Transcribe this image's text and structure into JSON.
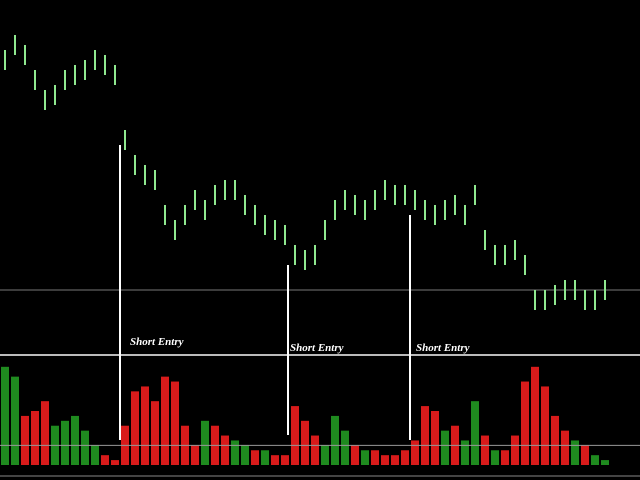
{
  "chart_data": [
    {
      "type": "hilo",
      "color": "#8fe88f",
      "high": [
        305,
        320,
        310,
        285,
        265,
        270,
        285,
        290,
        295,
        305,
        300,
        290,
        225,
        200,
        190,
        185,
        150,
        135,
        150,
        165,
        155,
        170,
        175,
        175,
        160,
        150,
        140,
        135,
        130,
        110,
        105,
        110,
        135,
        155,
        165,
        160,
        155,
        165,
        175,
        170,
        170,
        165,
        155,
        150,
        155,
        160,
        150,
        170,
        125,
        110,
        110,
        115,
        100,
        65,
        65,
        70,
        75,
        75,
        65,
        65,
        75
      ],
      "low": [
        285,
        300,
        290,
        265,
        245,
        250,
        265,
        270,
        275,
        285,
        280,
        270,
        205,
        180,
        170,
        165,
        130,
        115,
        130,
        145,
        135,
        150,
        155,
        155,
        140,
        130,
        120,
        115,
        110,
        90,
        85,
        90,
        115,
        135,
        145,
        140,
        135,
        145,
        155,
        150,
        150,
        145,
        135,
        130,
        135,
        140,
        130,
        150,
        105,
        90,
        90,
        95,
        80,
        45,
        45,
        50,
        55,
        55,
        45,
        45,
        55
      ],
      "ylim": [
        0,
        355
      ],
      "reference_line": 65,
      "annotations": [
        "Short Entry",
        "Short Entry",
        "Short Entry"
      ]
    },
    {
      "type": "bar",
      "values": [
        100,
        90,
        50,
        55,
        65,
        40,
        45,
        50,
        35,
        20,
        10,
        5,
        40,
        75,
        80,
        65,
        90,
        85,
        40,
        20,
        45,
        40,
        30,
        25,
        20,
        15,
        15,
        10,
        10,
        60,
        45,
        30,
        20,
        50,
        35,
        20,
        15,
        15,
        10,
        10,
        15,
        25,
        60,
        55,
        35,
        40,
        25,
        65,
        30,
        15,
        15,
        30,
        85,
        100,
        80,
        50,
        35,
        25,
        20,
        10,
        5
      ],
      "colors": [
        "#1f8a1f",
        "#1f8a1f",
        "#d81b1b",
        "#d81b1b",
        "#d81b1b",
        "#1f8a1f",
        "#1f8a1f",
        "#1f8a1f",
        "#1f8a1f",
        "#1f8a1f",
        "#d81b1b",
        "#d81b1b",
        "#d81b1b",
        "#d81b1b",
        "#d81b1b",
        "#d81b1b",
        "#d81b1b",
        "#d81b1b",
        "#d81b1b",
        "#d81b1b",
        "#1f8a1f",
        "#d81b1b",
        "#d81b1b",
        "#1f8a1f",
        "#1f8a1f",
        "#d81b1b",
        "#1f8a1f",
        "#d81b1b",
        "#d81b1b",
        "#d81b1b",
        "#d81b1b",
        "#d81b1b",
        "#1f8a1f",
        "#1f8a1f",
        "#1f8a1f",
        "#d81b1b",
        "#1f8a1f",
        "#d81b1b",
        "#d81b1b",
        "#d81b1b",
        "#d81b1b",
        "#d81b1b",
        "#d81b1b",
        "#d81b1b",
        "#1f8a1f",
        "#d81b1b",
        "#1f8a1f",
        "#1f8a1f",
        "#d81b1b",
        "#1f8a1f",
        "#d81b1b",
        "#d81b1b",
        "#d81b1b",
        "#d81b1b",
        "#d81b1b",
        "#d81b1b",
        "#d81b1b",
        "#1f8a1f",
        "#d81b1b",
        "#1f8a1f",
        "#1f8a1f"
      ],
      "ylim": [
        0,
        110
      ],
      "reference_line": 20
    }
  ]
}
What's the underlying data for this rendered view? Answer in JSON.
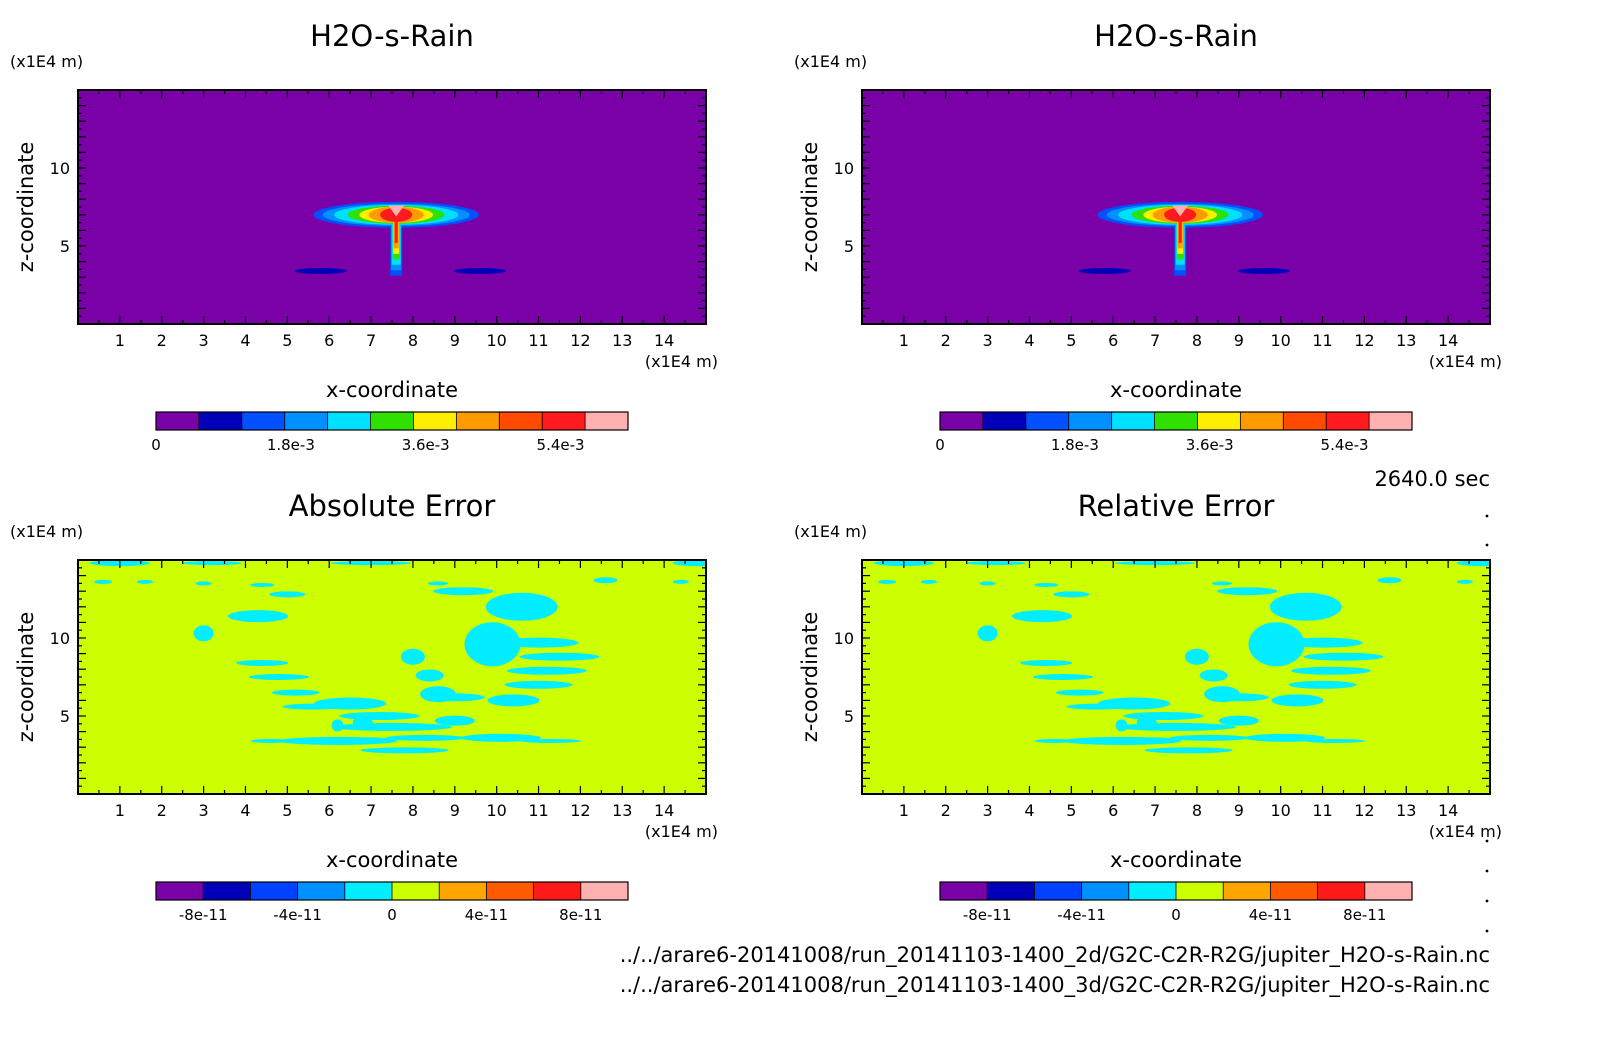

────────────────

◆ What is required: Word for word, quote the lines above. Omit the pictures.

◆ Reply:
Transcribe this image's text and structure into JSON.
{
  "chart_data": [
    {
      "type": "hilo",
      "color": "#8fe88f",
      "high": [
        305,
        320,
        310,
        285,
        265,
        270,
        285,
        290,
        295,
        305,
        300,
        290,
        225,
        200,
        190,
        185,
        150,
        135,
        150,
        165,
        155,
        170,
        175,
        175,
        160,
        150,
        140,
        135,
        130,
        110,
        105,
        110,
        135,
        155,
        165,
        160,
        155,
        165,
        175,
        170,
        170,
        165,
        155,
        150,
        155,
        160,
        150,
        170,
        125,
        110,
        110,
        115,
        100,
        65,
        65,
        70,
        75,
        75,
        65,
        65,
        75
      ],
      "low": [
        285,
        300,
        290,
        265,
        245,
        250,
        265,
        270,
        275,
        285,
        280,
        270,
        205,
        180,
        170,
        165,
        130,
        115,
        130,
        145,
        135,
        150,
        155,
        155,
        140,
        130,
        120,
        115,
        110,
        90,
        85,
        90,
        115,
        135,
        145,
        140,
        135,
        145,
        155,
        150,
        150,
        145,
        135,
        130,
        135,
        140,
        130,
        150,
        105,
        90,
        90,
        95,
        80,
        45,
        45,
        50,
        55,
        55,
        45,
        45,
        55
      ],
      "ylim": [
        0,
        355
      ],
      "reference_line": 65,
      "annotations": [
        "Short Entry",
        "Short Entry",
        "Short Entry"
      ]
    },
    {
      "type": "bar",
      "values": [
        100,
        90,
        50,
        55,
        65,
        40,
        45,
        50,
        35,
        20,
        10,
        5,
        40,
        75,
        80,
        65,
        90,
        85,
        40,
        20,
        45,
        40,
        30,
        25,
        20,
        15,
        15,
        10,
        10,
        60,
        45,
        30,
        20,
        50,
        35,
        20,
        15,
        15,
        10,
        10,
        15,
        25,
        60,
        55,
        35,
        40,
        25,
        65,
        30,
        15,
        15,
        30,
        85,
        100,
        80,
        50,
        35,
        25,
        20,
        10,
        5
      ],
      "colors": [
        "#1f8a1f",
        "#1f8a1f",
        "#d81b1b",
        "#d81b1b",
        "#d81b1b",
        "#1f8a1f",
        "#1f8a1f",
        "#1f8a1f",
        "#1f8a1f",
        "#1f8a1f",
        "#d81b1b",
        "#d81b1b",
        "#d81b1b",
        "#d81b1b",
        "#d81b1b",
        "#d81b1b",
        "#d81b1b",
        "#d81b1b",
        "#d81b1b",
        "#d81b1b",
        "#1f8a1f",
        "#d81b1b",
        "#d81b1b",
        "#1f8a1f",
        "#1f8a1f",
        "#d81b1b",
        "#1f8a1f",
        "#d81b1b",
        "#d81b1b",
        "#d81b1b",
        "#d81b1b",
        "#d81b1b",
        "#1f8a1f",
        "#1f8a1f",
        "#1f8a1f",
        "#d81b1b",
        "#1f8a1f",
        "#d81b1b",
        "#d81b1b",
        "#d81b1b",
        "#d81b1b",
        "#d81b1b",
        "#d81b1b",
        "#d81b1b",
        "#1f8a1f",
        "#d81b1b",
        "#1f8a1f",
        "#1f8a1f",
        "#d81b1b",
        "#1f8a1f",
        "#d81b1b",
        "#d81b1b",
        "#d81b1b",
        "#d81b1b",
        "#d81b1b",
        "#d81b1b",
        "#d81b1b",
        "#1f8a1f",
        "#d81b1b",
        "#1f8a1f",
        "#1f8a1f"
      ],
      "ylim": [
        0,
        110
      ],
      "reference_line": 20
    }
  ]
}
What's the underlying data for this rendered view? Answer in JSON.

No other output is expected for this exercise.